TASK DESCRIPTION:
Set down the full listing exactly as given. Any pictures are to be left out.

EXERCISE MATERIALS:
## START

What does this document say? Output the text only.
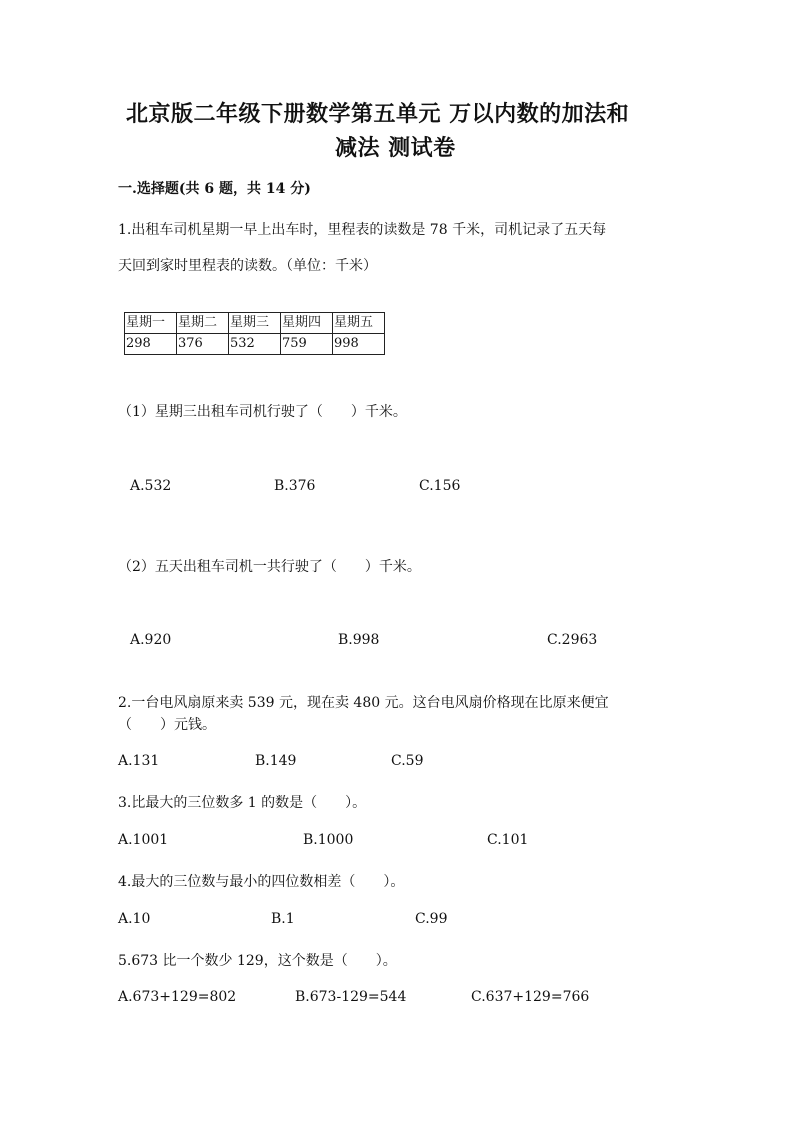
北京版二年级下册数学第五单元 万以内数的加法和
减法 测试卷
一.选择题(共 6 题，共 14 分)
1.出租车司机星期一早上出车时，里程表的读数是 78 千米，司机记录了五天每
天回到家时里程表的读数。（单位：千米）
星期一	星期二	星期三	星期四	星期五
298	376	532	759	998
（1）星期三出租车司机行驶了（　　）千米。
A.532	B.376	C.156
（2）五天出租车司机一共行驶了（　　）千米。
A.920	B.998	C.2963
2.一台电风扇原来卖 539 元，现在卖 480 元。这台电风扇价格现在比原来便宜
（　　）元钱。
A.131	B.149	C.59
3.比最大的三位数多 1 的数是（　　）。
A.1001	B.1000	C.101
4.最大的三位数与最小的四位数相差（　　）。
A.10	B.1	C.99
5.673 比一个数少 129，这个数是（　　）。
A.673+129=802	B.673-129=544	C.637+129=766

## END

WORKED ANSWER:
What does this document say? Output the text only.
北京版二年级下册数学第五单元 万以内数的加法和
减法 测试卷
一.选择题(共 6 题，共 14 分)
1.出租车司机星期一早上出车时，里程表的读数是 78 千米，司机记录了五天每
天回到家时里程表的读数。（单位：千米）
星期一	星期二	星期三	星期四	星期五
298	376	532	759	998
（1）星期三出租车司机行驶了（　　）千米。
A.532	B.376	C.156
（2）五天出租车司机一共行驶了（　　）千米。
A.920	B.998	C.2963
2.一台电风扇原来卖 539 元，现在卖 480 元。这台电风扇价格现在比原来便宜
（　　）元钱。
A.131	B.149	C.59
3.比最大的三位数多 1 的数是（　　）。
A.1001	B.1000	C.101
4.最大的三位数与最小的四位数相差（　　）。
A.10	B.1	C.99
5.673 比一个数少 129，这个数是（　　）。
A.673+129=802	B.673-129=544	C.637+129=766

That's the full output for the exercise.